Collected data entries:
● ● ● ● ●
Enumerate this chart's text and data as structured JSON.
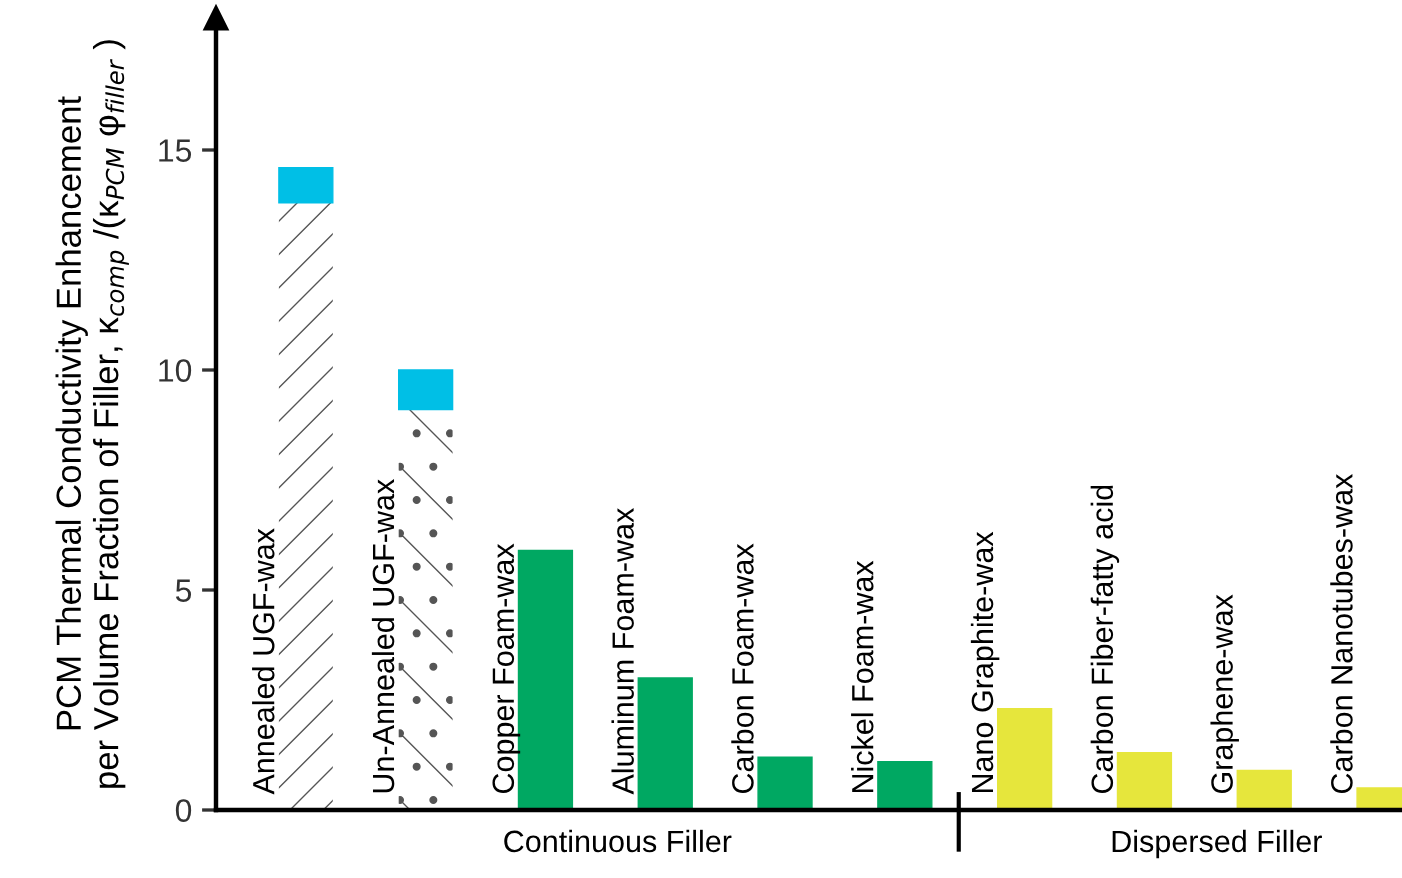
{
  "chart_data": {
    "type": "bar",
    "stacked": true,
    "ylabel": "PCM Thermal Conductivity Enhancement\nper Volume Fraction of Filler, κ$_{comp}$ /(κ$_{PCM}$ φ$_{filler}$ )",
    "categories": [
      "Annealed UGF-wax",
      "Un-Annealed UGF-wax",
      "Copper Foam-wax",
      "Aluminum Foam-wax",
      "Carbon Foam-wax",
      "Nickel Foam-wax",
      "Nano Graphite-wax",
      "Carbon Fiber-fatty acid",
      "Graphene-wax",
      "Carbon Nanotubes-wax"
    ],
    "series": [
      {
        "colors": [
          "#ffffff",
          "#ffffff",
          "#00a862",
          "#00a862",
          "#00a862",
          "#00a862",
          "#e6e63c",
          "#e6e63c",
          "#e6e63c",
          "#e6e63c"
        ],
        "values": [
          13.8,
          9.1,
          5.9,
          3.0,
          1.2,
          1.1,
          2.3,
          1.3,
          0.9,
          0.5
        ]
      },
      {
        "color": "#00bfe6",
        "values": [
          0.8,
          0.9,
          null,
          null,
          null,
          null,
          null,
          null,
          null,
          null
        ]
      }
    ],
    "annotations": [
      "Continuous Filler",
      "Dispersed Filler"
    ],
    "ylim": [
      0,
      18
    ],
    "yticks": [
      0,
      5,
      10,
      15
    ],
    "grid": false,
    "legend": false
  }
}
● ● ● ● ●
# Requirement
Output a faithful copy of the data, with each picture left out.

# Correct answer
Enumerate this chart's text and data as structured JSON.
{
  "chart_data": {
    "type": "bar",
    "stacked": true,
    "ylabel": "PCM Thermal Conductivity Enhancement\nper Volume Fraction of Filler, κ$_{comp}$ /(κ$_{PCM}$ φ$_{filler}$ )",
    "categories": [
      "Annealed UGF-wax",
      "Un-Annealed UGF-wax",
      "Copper Foam-wax",
      "Aluminum Foam-wax",
      "Carbon Foam-wax",
      "Nickel Foam-wax",
      "Nano Graphite-wax",
      "Carbon Fiber-fatty acid",
      "Graphene-wax",
      "Carbon Nanotubes-wax"
    ],
    "series": [
      {
        "colors": [
          "#ffffff",
          "#ffffff",
          "#00a862",
          "#00a862",
          "#00a862",
          "#00a862",
          "#e6e63c",
          "#e6e63c",
          "#e6e63c",
          "#e6e63c"
        ],
        "values": [
          13.8,
          9.1,
          5.9,
          3.0,
          1.2,
          1.1,
          2.3,
          1.3,
          0.9,
          0.5
        ]
      },
      {
        "color": "#00bfe6",
        "values": [
          0.8,
          0.9,
          null,
          null,
          null,
          null,
          null,
          null,
          null,
          null
        ]
      }
    ],
    "annotations": [
      "Continuous Filler",
      "Dispersed Filler"
    ],
    "ylim": [
      0,
      18
    ],
    "yticks": [
      0,
      5,
      10,
      15
    ],
    "grid": false,
    "legend": false
  }
}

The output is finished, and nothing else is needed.